#### AIM OF THE EXERCISE:
Each entry below should be returned exactly as is, with the pictures removed.

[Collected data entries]
+ + + + + + +
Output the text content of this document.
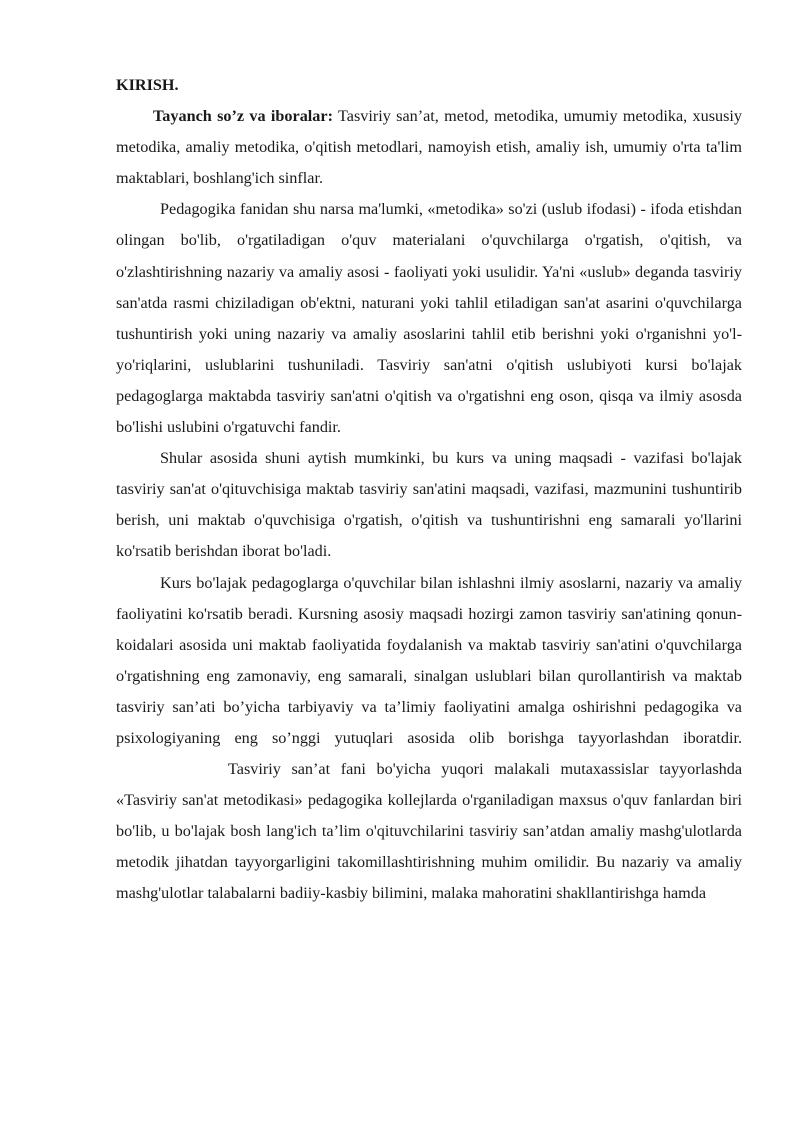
KIRISH.

Tayanch so’z va iboralar: Tasviriy san’at, metod, metodika, umumiy metodika, xususiy metodika, amaliy metodika, o'qitish metodlari, namoyish etish, amaliy ish, umumiy o'rta ta'lim maktablari, boshlang'ich sinflar.

Pedagogika fanidan shu narsa ma'lumki, «metodika» so'zi (uslub ifodasi) - ifoda etishdan olingan bo'lib, o'rgatiladigan o'quv materialani o'quvchilarga o'rgatish, o'qitish, va o'zlashtirishning nazariy va amaliy asosi - faoliyati yoki usulidir. Ya'ni «uslub» deganda tasviriy san'atda rasmi chiziladigan ob'ektni, naturani yoki tahlil etiladigan san'at asarini o'quvchilarga tushuntirish yoki uning nazariy va amaliy asoslarini tahlil etib berishni yoki o'rganishni yo'l-yo'riqlarini, uslublarini tushuniladi. Tasviriy san'atni o'qitish uslubiyoti kursi bo'lajak pedagoglarga maktabda tasviriy san'atni o'qitish va o'rgatishni eng oson, qisqa va ilmiy asosda bo'lishi uslubini o'rgatuvchi fandir.

Shular asosida shuni aytish mumkinki, bu kurs va uning maqsadi - vazifasi bo'lajak tasviriy san'at o'qituvchisiga maktab tasviriy san'atini maqsadi, vazifasi, mazmunini tushuntirib berish, uni maktab o'quvchisiga o'rgatish, o'qitish va tushuntirishni eng samarali yo'llarini ko'rsatib berishdan iborat bo'ladi.

Kurs bo'lajak pedagoglarga o'quvchilar bilan ishlashni ilmiy asoslarni, nazariy va amaliy faoliyatini ko'rsatib beradi. Kursning asosiy maqsadi hozirgi zamon tasviriy san'atining qonun-koidalari asosida uni maktab faoliyatida foydalanish va maktab tasviriy san'atini o'quvchilarga o'rgatishning eng zamonaviy, eng samarali, sinalgan uslublari bilan qurollantirish va maktab tasviriy san’ati bo’yicha tarbiyaviy va ta’limiy faoliyatini amalga oshirishni pedagogika va psixologiyaning eng so’nggi yutuqlari asosida olib borishga tayyorlashdan iboratdir.Tasviriy san’at fani bo'yicha yuqori malakali mutaxassislar tayyorlashda «Tasviriy san'at metodikasi» pedagogika kollejlarda o'rganiladigan maxsus o'quv fanlardan biri bo'lib, u bo'lajak bosh lang'ich ta’lim o'qituvchilarini tasviriy san’atdan amaliy mashg'ulotlarda metodik jihatdan tayyorgarligini takomillashtirishning muhim omilidir. Bu nazariy va amaliy mashg'ulotlar talabalarni badiiy-kasbiy bilimini, malaka mahoratini shakllantirishga hamda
+ + + + + + +
#### ANSWER TO THE EXERCISE:
Output the text content of this document.
KIRISH.

Tayanch so’z va iboralar: Tasviriy san’at, metod, metodika, umumiy metodika, xususiy metodika, amaliy metodika, o'qitish metodlari, namoyish etish, amaliy ish, umumiy o'rta ta'lim maktablari, boshlang'ich sinflar.

Pedagogika fanidan shu narsa ma'lumki, «metodika» so'zi (uslub ifodasi) - ifoda etishdan olingan bo'lib, o'rgatiladigan o'quv materialani o'quvchilarga o'rgatish, o'qitish, va o'zlashtirishning nazariy va amaliy asosi - faoliyati yoki usulidir. Ya'ni «uslub» deganda tasviriy san'atda rasmi chiziladigan ob'ektni, naturani yoki tahlil etiladigan san'at asarini o'quvchilarga tushuntirish yoki uning nazariy va amaliy asoslarini tahlil etib berishni yoki o'rganishni yo'l-yo'riqlarini, uslublarini tushuniladi. Tasviriy san'atni o'qitish uslubiyoti kursi bo'lajak pedagoglarga maktabda tasviriy san'atni o'qitish va o'rgatishni eng oson, qisqa va ilmiy asosda bo'lishi uslubini o'rgatuvchi fandir.

Shular asosida shuni aytish mumkinki, bu kurs va uning maqsadi - vazifasi bo'lajak tasviriy san'at o'qituvchisiga maktab tasviriy san'atini maqsadi, vazifasi, mazmunini tushuntirib berish, uni maktab o'quvchisiga o'rgatish, o'qitish va tushuntirishni eng samarali yo'llarini ko'rsatib berishdan iborat bo'ladi.

Kurs bo'lajak pedagoglarga o'quvchilar bilan ishlashni ilmiy asoslarni, nazariy va amaliy faoliyatini ko'rsatib beradi. Kursning asosiy maqsadi hozirgi zamon tasviriy san'atining qonun-koidalari asosida uni maktab faoliyatida foydalanish va maktab tasviriy san'atini o'quvchilarga o'rgatishning eng zamonaviy, eng samarali, sinalgan uslublari bilan qurollantirish va maktab tasviriy san’ati bo’yicha tarbiyaviy va ta’limiy faoliyatini amalga oshirishni pedagogika va psixologiyaning eng so’nggi yutuqlari asosida olib borishga tayyorlashdan iboratdir.Tasviriy san’at fani bo'yicha yuqori malakali mutaxassislar tayyorlashda «Tasviriy san'at metodikasi» pedagogika kollejlarda o'rganiladigan maxsus o'quv fanlardan biri bo'lib, u bo'lajak bosh lang'ich ta’lim o'qituvchilarini tasviriy san’atdan amaliy mashg'ulotlarda metodik jihatdan tayyorgarligini takomillashtirishning muhim omilidir. Bu nazariy va amaliy mashg'ulotlar talabalarni badiiy-kasbiy bilimini, malaka mahoratini shakllantirishga hamda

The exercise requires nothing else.